--- BEGIN RECORDS SHOWN ---

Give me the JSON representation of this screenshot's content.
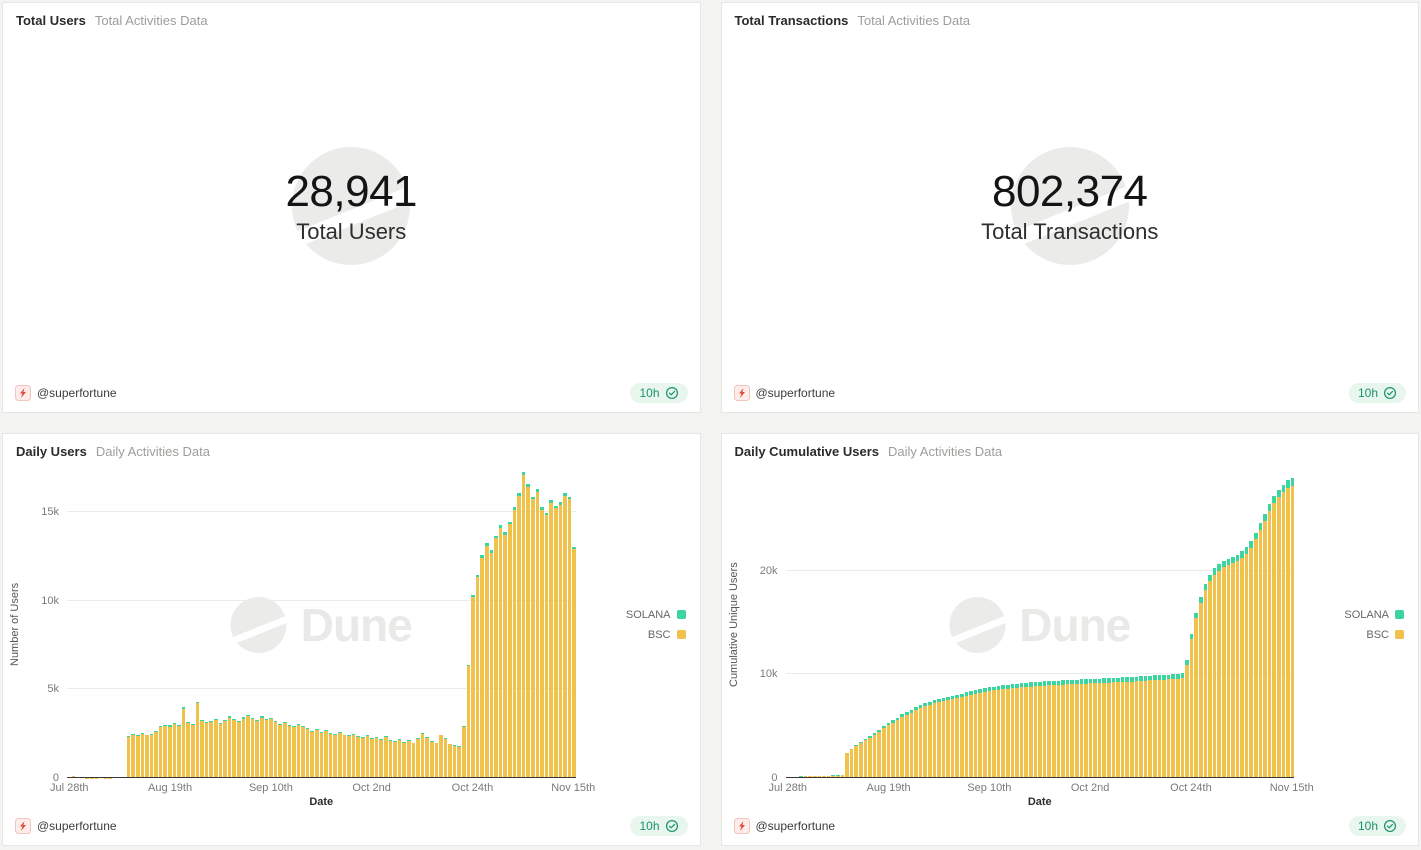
{
  "footer": {
    "author": "@superfortune",
    "updated": "10h"
  },
  "colors": {
    "solana": "#3bd6a0",
    "bsc": "#f0c24c",
    "pill_green": "#1a9567",
    "pill_bg": "#e8f6ee",
    "watermark": "#ebebe9"
  },
  "panels": {
    "total_users": {
      "title": "Total Users",
      "subtitle": "Total Activities Data",
      "value": "28,941",
      "label": "Total Users"
    },
    "total_transactions": {
      "title": "Total Transactions",
      "subtitle": "Total Activities Data",
      "value": "802,374",
      "label": "Total Transactions"
    }
  },
  "chart_data": [
    {
      "type": "bar",
      "stacked": true,
      "title": "Daily Users",
      "subtitle": "Daily Activities Data",
      "xlabel": "Date",
      "ylabel": "Number of Users",
      "ylim": [
        0,
        17300
      ],
      "grid": true,
      "legend_position": "right",
      "y_ticks": [
        {
          "value": 0,
          "label": "0"
        },
        {
          "value": 5000,
          "label": "5k"
        },
        {
          "value": 10000,
          "label": "10k"
        },
        {
          "value": 15000,
          "label": "15k"
        }
      ],
      "x_ticks": [
        {
          "index": 0,
          "label": "Jul 28th"
        },
        {
          "index": 22,
          "label": "Aug 19th"
        },
        {
          "index": 44,
          "label": "Sep 10th"
        },
        {
          "index": 66,
          "label": "Oct 2nd"
        },
        {
          "index": 88,
          "label": "Oct 24th"
        },
        {
          "index": 110,
          "label": "Nov 15th"
        }
      ],
      "series": [
        {
          "name": "SOLANA",
          "color": "#3bd6a0",
          "values": [
            5,
            8,
            6,
            3,
            2,
            2,
            3,
            3,
            2,
            2,
            3,
            3,
            4,
            45,
            50,
            48,
            52,
            50,
            49,
            55,
            60,
            62,
            60,
            64,
            62,
            80,
            65,
            63,
            85,
            66,
            64,
            65,
            67,
            64,
            66,
            70,
            67,
            65,
            69,
            72,
            68,
            66,
            70,
            67,
            68,
            63,
            60,
            62,
            59,
            57,
            60,
            58,
            55,
            52,
            54,
            51,
            53,
            50,
            49,
            51,
            48,
            47,
            49,
            46,
            45,
            47,
            44,
            45,
            43,
            46,
            42,
            41,
            43,
            40,
            42,
            39,
            44,
            50,
            45,
            41,
            39,
            48,
            44,
            38,
            36,
            35,
            58,
            95,
            130,
            135,
            140,
            145,
            142,
            148,
            152,
            150,
            153,
            158,
            162,
            170,
            165,
            160,
            163,
            155,
            152,
            158,
            155,
            157,
            160,
            158,
            135
          ]
        },
        {
          "name": "BSC",
          "color": "#f0c24c",
          "values": [
            60,
            110,
            70,
            30,
            20,
            20,
            25,
            30,
            25,
            20,
            30,
            35,
            40,
            2300,
            2450,
            2350,
            2500,
            2400,
            2450,
            2600,
            2850,
            2950,
            2900,
            3050,
            2950,
            3900,
            3100,
            3000,
            4200,
            3200,
            3100,
            3150,
            3250,
            3050,
            3200,
            3400,
            3250,
            3150,
            3350,
            3500,
            3300,
            3200,
            3400,
            3250,
            3300,
            3150,
            3000,
            3100,
            2950,
            2850,
            3000,
            2900,
            2750,
            2600,
            2700,
            2550,
            2650,
            2500,
            2450,
            2550,
            2400,
            2350,
            2450,
            2300,
            2250,
            2350,
            2200,
            2250,
            2150,
            2300,
            2100,
            2050,
            2150,
            2000,
            2100,
            1950,
            2200,
            2500,
            2250,
            2050,
            1950,
            2400,
            2200,
            1900,
            1800,
            1750,
            2900,
            6300,
            10200,
            11300,
            12400,
            13100,
            12700,
            13500,
            14100,
            13700,
            14300,
            15100,
            15900,
            17100,
            16400,
            15700,
            16100,
            15100,
            14800,
            15500,
            15200,
            15400,
            15900,
            15700,
            12900
          ]
        }
      ]
    },
    {
      "type": "bar",
      "stacked": true,
      "title": "Daily Cumulative Users",
      "subtitle": "Daily Activities Data",
      "xlabel": "Date",
      "ylabel": "Cumulative Unique Users",
      "ylim": [
        0,
        29600
      ],
      "grid": true,
      "legend_position": "right",
      "y_ticks": [
        {
          "value": 0,
          "label": "0"
        },
        {
          "value": 10000,
          "label": "10k"
        },
        {
          "value": 20000,
          "label": "20k"
        }
      ],
      "x_ticks": [
        {
          "index": 0,
          "label": "Jul 28th"
        },
        {
          "index": 22,
          "label": "Aug 19th"
        },
        {
          "index": 44,
          "label": "Sep 10th"
        },
        {
          "index": 66,
          "label": "Oct 2nd"
        },
        {
          "index": 88,
          "label": "Oct 24th"
        },
        {
          "index": 110,
          "label": "Nov 15th"
        }
      ],
      "series": [
        {
          "name": "SOLANA",
          "color": "#3bd6a0",
          "values": [
            5,
            8,
            10,
            12,
            14,
            15,
            16,
            17,
            18,
            20,
            22,
            24,
            26,
            60,
            75,
            90,
            105,
            120,
            135,
            150,
            165,
            180,
            195,
            210,
            222,
            235,
            247,
            258,
            270,
            280,
            290,
            298,
            306,
            313,
            320,
            326,
            332,
            338,
            344,
            350,
            355,
            360,
            365,
            370,
            374,
            378,
            382,
            385,
            388,
            391,
            394,
            397,
            399,
            401,
            403,
            405,
            407,
            409,
            411,
            413,
            415,
            417,
            419,
            421,
            423,
            425,
            427,
            429,
            431,
            433,
            435,
            437,
            439,
            441,
            443,
            445,
            447,
            450,
            453,
            455,
            457,
            460,
            462,
            464,
            466,
            468,
            475,
            500,
            530,
            550,
            568,
            582,
            594,
            604,
            612,
            618,
            624,
            630,
            636,
            642,
            650,
            658,
            666,
            674,
            680,
            686,
            690,
            694,
            697,
            699,
            700
          ]
        },
        {
          "name": "BSC",
          "color": "#f0c24c",
          "values": [
            50,
            90,
            120,
            140,
            155,
            165,
            175,
            185,
            195,
            210,
            225,
            240,
            260,
            2400,
            2750,
            3050,
            3350,
            3650,
            3900,
            4150,
            4450,
            4800,
            5100,
            5350,
            5600,
            5900,
            6100,
            6300,
            6550,
            6750,
            6900,
            7050,
            7200,
            7300,
            7400,
            7500,
            7600,
            7700,
            7800,
            7900,
            8000,
            8100,
            8200,
            8300,
            8380,
            8440,
            8500,
            8550,
            8600,
            8650,
            8700,
            8740,
            8780,
            8810,
            8840,
            8870,
            8900,
            8925,
            8950,
            8975,
            9000,
            9020,
            9040,
            9060,
            9080,
            9100,
            9120,
            9140,
            9160,
            9180,
            9200,
            9220,
            9240,
            9260,
            9280,
            9300,
            9330,
            9360,
            9390,
            9410,
            9430,
            9460,
            9480,
            9500,
            9520,
            9540,
            9650,
            10900,
            13400,
            15400,
            16900,
            18100,
            19000,
            19600,
            20000,
            20300,
            20500,
            20700,
            20900,
            21200,
            21600,
            22200,
            23000,
            23900,
            24800,
            25700,
            26500,
            27100,
            27600,
            28000,
            28200
          ]
        }
      ]
    }
  ]
}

--- END RECORDS SHOWN ---

### WHAT THE TASK REQUIRES
Do not include the images; transcribe the rest of the listing exactly.

### ANSWER TO THE EXERCISE
Give me the JSON representation of this screenshot's content.
{
  "footer": {
    "author": "@superfortune",
    "updated": "10h"
  },
  "colors": {
    "solana": "#3bd6a0",
    "bsc": "#f0c24c",
    "pill_green": "#1a9567",
    "pill_bg": "#e8f6ee",
    "watermark": "#ebebe9"
  },
  "panels": {
    "total_users": {
      "title": "Total Users",
      "subtitle": "Total Activities Data",
      "value": "28,941",
      "label": "Total Users"
    },
    "total_transactions": {
      "title": "Total Transactions",
      "subtitle": "Total Activities Data",
      "value": "802,374",
      "label": "Total Transactions"
    }
  },
  "chart_data": [
    {
      "type": "bar",
      "stacked": true,
      "title": "Daily Users",
      "subtitle": "Daily Activities Data",
      "xlabel": "Date",
      "ylabel": "Number of Users",
      "ylim": [
        0,
        17300
      ],
      "grid": true,
      "legend_position": "right",
      "y_ticks": [
        {
          "value": 0,
          "label": "0"
        },
        {
          "value": 5000,
          "label": "5k"
        },
        {
          "value": 10000,
          "label": "10k"
        },
        {
          "value": 15000,
          "label": "15k"
        }
      ],
      "x_ticks": [
        {
          "index": 0,
          "label": "Jul 28th"
        },
        {
          "index": 22,
          "label": "Aug 19th"
        },
        {
          "index": 44,
          "label": "Sep 10th"
        },
        {
          "index": 66,
          "label": "Oct 2nd"
        },
        {
          "index": 88,
          "label": "Oct 24th"
        },
        {
          "index": 110,
          "label": "Nov 15th"
        }
      ],
      "series": [
        {
          "name": "SOLANA",
          "color": "#3bd6a0",
          "values": [
            5,
            8,
            6,
            3,
            2,
            2,
            3,
            3,
            2,
            2,
            3,
            3,
            4,
            45,
            50,
            48,
            52,
            50,
            49,
            55,
            60,
            62,
            60,
            64,
            62,
            80,
            65,
            63,
            85,
            66,
            64,
            65,
            67,
            64,
            66,
            70,
            67,
            65,
            69,
            72,
            68,
            66,
            70,
            67,
            68,
            63,
            60,
            62,
            59,
            57,
            60,
            58,
            55,
            52,
            54,
            51,
            53,
            50,
            49,
            51,
            48,
            47,
            49,
            46,
            45,
            47,
            44,
            45,
            43,
            46,
            42,
            41,
            43,
            40,
            42,
            39,
            44,
            50,
            45,
            41,
            39,
            48,
            44,
            38,
            36,
            35,
            58,
            95,
            130,
            135,
            140,
            145,
            142,
            148,
            152,
            150,
            153,
            158,
            162,
            170,
            165,
            160,
            163,
            155,
            152,
            158,
            155,
            157,
            160,
            158,
            135
          ]
        },
        {
          "name": "BSC",
          "color": "#f0c24c",
          "values": [
            60,
            110,
            70,
            30,
            20,
            20,
            25,
            30,
            25,
            20,
            30,
            35,
            40,
            2300,
            2450,
            2350,
            2500,
            2400,
            2450,
            2600,
            2850,
            2950,
            2900,
            3050,
            2950,
            3900,
            3100,
            3000,
            4200,
            3200,
            3100,
            3150,
            3250,
            3050,
            3200,
            3400,
            3250,
            3150,
            3350,
            3500,
            3300,
            3200,
            3400,
            3250,
            3300,
            3150,
            3000,
            3100,
            2950,
            2850,
            3000,
            2900,
            2750,
            2600,
            2700,
            2550,
            2650,
            2500,
            2450,
            2550,
            2400,
            2350,
            2450,
            2300,
            2250,
            2350,
            2200,
            2250,
            2150,
            2300,
            2100,
            2050,
            2150,
            2000,
            2100,
            1950,
            2200,
            2500,
            2250,
            2050,
            1950,
            2400,
            2200,
            1900,
            1800,
            1750,
            2900,
            6300,
            10200,
            11300,
            12400,
            13100,
            12700,
            13500,
            14100,
            13700,
            14300,
            15100,
            15900,
            17100,
            16400,
            15700,
            16100,
            15100,
            14800,
            15500,
            15200,
            15400,
            15900,
            15700,
            12900
          ]
        }
      ]
    },
    {
      "type": "bar",
      "stacked": true,
      "title": "Daily Cumulative Users",
      "subtitle": "Daily Activities Data",
      "xlabel": "Date",
      "ylabel": "Cumulative Unique Users",
      "ylim": [
        0,
        29600
      ],
      "grid": true,
      "legend_position": "right",
      "y_ticks": [
        {
          "value": 0,
          "label": "0"
        },
        {
          "value": 10000,
          "label": "10k"
        },
        {
          "value": 20000,
          "label": "20k"
        }
      ],
      "x_ticks": [
        {
          "index": 0,
          "label": "Jul 28th"
        },
        {
          "index": 22,
          "label": "Aug 19th"
        },
        {
          "index": 44,
          "label": "Sep 10th"
        },
        {
          "index": 66,
          "label": "Oct 2nd"
        },
        {
          "index": 88,
          "label": "Oct 24th"
        },
        {
          "index": 110,
          "label": "Nov 15th"
        }
      ],
      "series": [
        {
          "name": "SOLANA",
          "color": "#3bd6a0",
          "values": [
            5,
            8,
            10,
            12,
            14,
            15,
            16,
            17,
            18,
            20,
            22,
            24,
            26,
            60,
            75,
            90,
            105,
            120,
            135,
            150,
            165,
            180,
            195,
            210,
            222,
            235,
            247,
            258,
            270,
            280,
            290,
            298,
            306,
            313,
            320,
            326,
            332,
            338,
            344,
            350,
            355,
            360,
            365,
            370,
            374,
            378,
            382,
            385,
            388,
            391,
            394,
            397,
            399,
            401,
            403,
            405,
            407,
            409,
            411,
            413,
            415,
            417,
            419,
            421,
            423,
            425,
            427,
            429,
            431,
            433,
            435,
            437,
            439,
            441,
            443,
            445,
            447,
            450,
            453,
            455,
            457,
            460,
            462,
            464,
            466,
            468,
            475,
            500,
            530,
            550,
            568,
            582,
            594,
            604,
            612,
            618,
            624,
            630,
            636,
            642,
            650,
            658,
            666,
            674,
            680,
            686,
            690,
            694,
            697,
            699,
            700
          ]
        },
        {
          "name": "BSC",
          "color": "#f0c24c",
          "values": [
            50,
            90,
            120,
            140,
            155,
            165,
            175,
            185,
            195,
            210,
            225,
            240,
            260,
            2400,
            2750,
            3050,
            3350,
            3650,
            3900,
            4150,
            4450,
            4800,
            5100,
            5350,
            5600,
            5900,
            6100,
            6300,
            6550,
            6750,
            6900,
            7050,
            7200,
            7300,
            7400,
            7500,
            7600,
            7700,
            7800,
            7900,
            8000,
            8100,
            8200,
            8300,
            8380,
            8440,
            8500,
            8550,
            8600,
            8650,
            8700,
            8740,
            8780,
            8810,
            8840,
            8870,
            8900,
            8925,
            8950,
            8975,
            9000,
            9020,
            9040,
            9060,
            9080,
            9100,
            9120,
            9140,
            9160,
            9180,
            9200,
            9220,
            9240,
            9260,
            9280,
            9300,
            9330,
            9360,
            9390,
            9410,
            9430,
            9460,
            9480,
            9500,
            9520,
            9540,
            9650,
            10900,
            13400,
            15400,
            16900,
            18100,
            19000,
            19600,
            20000,
            20300,
            20500,
            20700,
            20900,
            21200,
            21600,
            22200,
            23000,
            23900,
            24800,
            25700,
            26500,
            27100,
            27600,
            28000,
            28200
          ]
        }
      ]
    }
  ]
}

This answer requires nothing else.